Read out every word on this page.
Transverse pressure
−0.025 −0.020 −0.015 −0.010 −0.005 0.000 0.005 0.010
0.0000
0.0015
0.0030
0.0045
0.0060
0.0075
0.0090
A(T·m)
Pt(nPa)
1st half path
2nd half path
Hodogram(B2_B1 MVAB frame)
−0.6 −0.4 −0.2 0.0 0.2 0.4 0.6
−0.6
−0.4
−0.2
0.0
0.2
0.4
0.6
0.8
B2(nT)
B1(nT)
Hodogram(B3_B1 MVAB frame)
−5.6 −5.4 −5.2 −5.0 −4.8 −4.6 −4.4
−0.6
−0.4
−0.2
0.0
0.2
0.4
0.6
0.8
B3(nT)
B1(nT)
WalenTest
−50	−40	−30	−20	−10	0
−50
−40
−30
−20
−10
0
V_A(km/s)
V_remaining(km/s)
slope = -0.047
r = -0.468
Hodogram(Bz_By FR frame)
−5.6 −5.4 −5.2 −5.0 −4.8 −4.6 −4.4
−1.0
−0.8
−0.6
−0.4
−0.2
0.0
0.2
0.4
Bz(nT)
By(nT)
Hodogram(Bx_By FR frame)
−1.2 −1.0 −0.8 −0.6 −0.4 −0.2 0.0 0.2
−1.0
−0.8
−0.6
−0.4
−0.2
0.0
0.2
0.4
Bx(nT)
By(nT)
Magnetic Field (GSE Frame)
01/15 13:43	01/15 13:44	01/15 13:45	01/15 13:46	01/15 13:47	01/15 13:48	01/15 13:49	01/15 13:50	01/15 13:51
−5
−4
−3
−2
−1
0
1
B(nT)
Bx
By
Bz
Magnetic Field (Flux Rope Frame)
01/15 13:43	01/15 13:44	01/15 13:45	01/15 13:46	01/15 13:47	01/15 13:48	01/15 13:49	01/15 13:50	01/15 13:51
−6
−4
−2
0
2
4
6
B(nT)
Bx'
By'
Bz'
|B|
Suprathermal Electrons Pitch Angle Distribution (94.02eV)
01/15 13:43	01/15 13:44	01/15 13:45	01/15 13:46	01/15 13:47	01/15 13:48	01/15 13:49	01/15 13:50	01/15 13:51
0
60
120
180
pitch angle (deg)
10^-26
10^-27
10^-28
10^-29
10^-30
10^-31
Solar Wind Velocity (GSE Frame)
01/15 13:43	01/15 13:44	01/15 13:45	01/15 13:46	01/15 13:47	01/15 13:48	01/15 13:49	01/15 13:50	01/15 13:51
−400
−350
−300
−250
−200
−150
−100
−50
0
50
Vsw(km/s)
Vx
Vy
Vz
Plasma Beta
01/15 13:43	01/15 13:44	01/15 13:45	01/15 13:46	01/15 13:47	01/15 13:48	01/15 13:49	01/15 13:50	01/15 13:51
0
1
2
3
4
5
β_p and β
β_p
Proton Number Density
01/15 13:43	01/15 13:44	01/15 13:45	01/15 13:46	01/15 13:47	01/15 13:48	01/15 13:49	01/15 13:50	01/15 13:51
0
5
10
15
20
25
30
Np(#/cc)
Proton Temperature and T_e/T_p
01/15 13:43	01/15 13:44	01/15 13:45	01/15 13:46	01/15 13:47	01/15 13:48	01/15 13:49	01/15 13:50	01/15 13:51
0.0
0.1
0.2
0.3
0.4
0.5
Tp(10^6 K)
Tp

★ ★ ★ ★

• _Job_: Repeat the listing exactly, from its first line to its last.

• _Solution_:
Read out every word on this page.
Transverse pressure
−0.025 −0.020 −0.015 −0.010 −0.005 0.000 0.005 0.010
0.0000
0.0015
0.0030
0.0045
0.0060
0.0075
0.0090
A(T·m)
Pt(nPa)
1st half path
2nd half path
Hodogram(B2_B1 MVAB frame)
−0.6 −0.4 −0.2 0.0 0.2 0.4 0.6
−0.6
−0.4
−0.2
0.0
0.2
0.4
0.6
0.8
B2(nT)
B1(nT)
Hodogram(B3_B1 MVAB frame)
−5.6 −5.4 −5.2 −5.0 −4.8 −4.6 −4.4
−0.6
−0.4
−0.2
0.0
0.2
0.4
0.6
0.8
B3(nT)
B1(nT)
WalenTest
−50	−40	−30	−20	−10	0
−50
−40
−30
−20
−10
0
V_A(km/s)
V_remaining(km/s)
slope = -0.047
r = -0.468
Hodogram(Bz_By FR frame)
−5.6 −5.4 −5.2 −5.0 −4.8 −4.6 −4.4
−1.0
−0.8
−0.6
−0.4
−0.2
0.0
0.2
0.4
Bz(nT)
By(nT)
Hodogram(Bx_By FR frame)
−1.2 −1.0 −0.8 −0.6 −0.4 −0.2 0.0 0.2
−1.0
−0.8
−0.6
−0.4
−0.2
0.0
0.2
0.4
Bx(nT)
By(nT)
Magnetic Field (GSE Frame)
01/15 13:43	01/15 13:44	01/15 13:45	01/15 13:46	01/15 13:47	01/15 13:48	01/15 13:49	01/15 13:50	01/15 13:51
−5
−4
−3
−2
−1
0
1
B(nT)
Bx
By
Bz
Magnetic Field (Flux Rope Frame)
01/15 13:43	01/15 13:44	01/15 13:45	01/15 13:46	01/15 13:47	01/15 13:48	01/15 13:49	01/15 13:50	01/15 13:51
−6
−4
−2
0
2
4
6
B(nT)
Bx'
By'
Bz'
|B|
Suprathermal Electrons Pitch Angle Distribution (94.02eV)
01/15 13:43	01/15 13:44	01/15 13:45	01/15 13:46	01/15 13:47	01/15 13:48	01/15 13:49	01/15 13:50	01/15 13:51
0
60
120
180
pitch angle (deg)
10^-26
10^-27
10^-28
10^-29
10^-30
10^-31
Solar Wind Velocity (GSE Frame)
01/15 13:43	01/15 13:44	01/15 13:45	01/15 13:46	01/15 13:47	01/15 13:48	01/15 13:49	01/15 13:50	01/15 13:51
−400
−350
−300
−250
−200
−150
−100
−50
0
50
Vsw(km/s)
Vx
Vy
Vz
Plasma Beta
01/15 13:43	01/15 13:44	01/15 13:45	01/15 13:46	01/15 13:47	01/15 13:48	01/15 13:49	01/15 13:50	01/15 13:51
0
1
2
3
4
5
β_p and β
β_p
Proton Number Density
01/15 13:43	01/15 13:44	01/15 13:45	01/15 13:46	01/15 13:47	01/15 13:48	01/15 13:49	01/15 13:50	01/15 13:51
0
5
10
15
20
25
30
Np(#/cc)
Proton Temperature and T_e/T_p
01/15 13:43	01/15 13:44	01/15 13:45	01/15 13:46	01/15 13:47	01/15 13:48	01/15 13:49	01/15 13:50	01/15 13:51
0.0
0.1
0.2
0.3
0.4
0.5
Tp(10^6 K)
Tp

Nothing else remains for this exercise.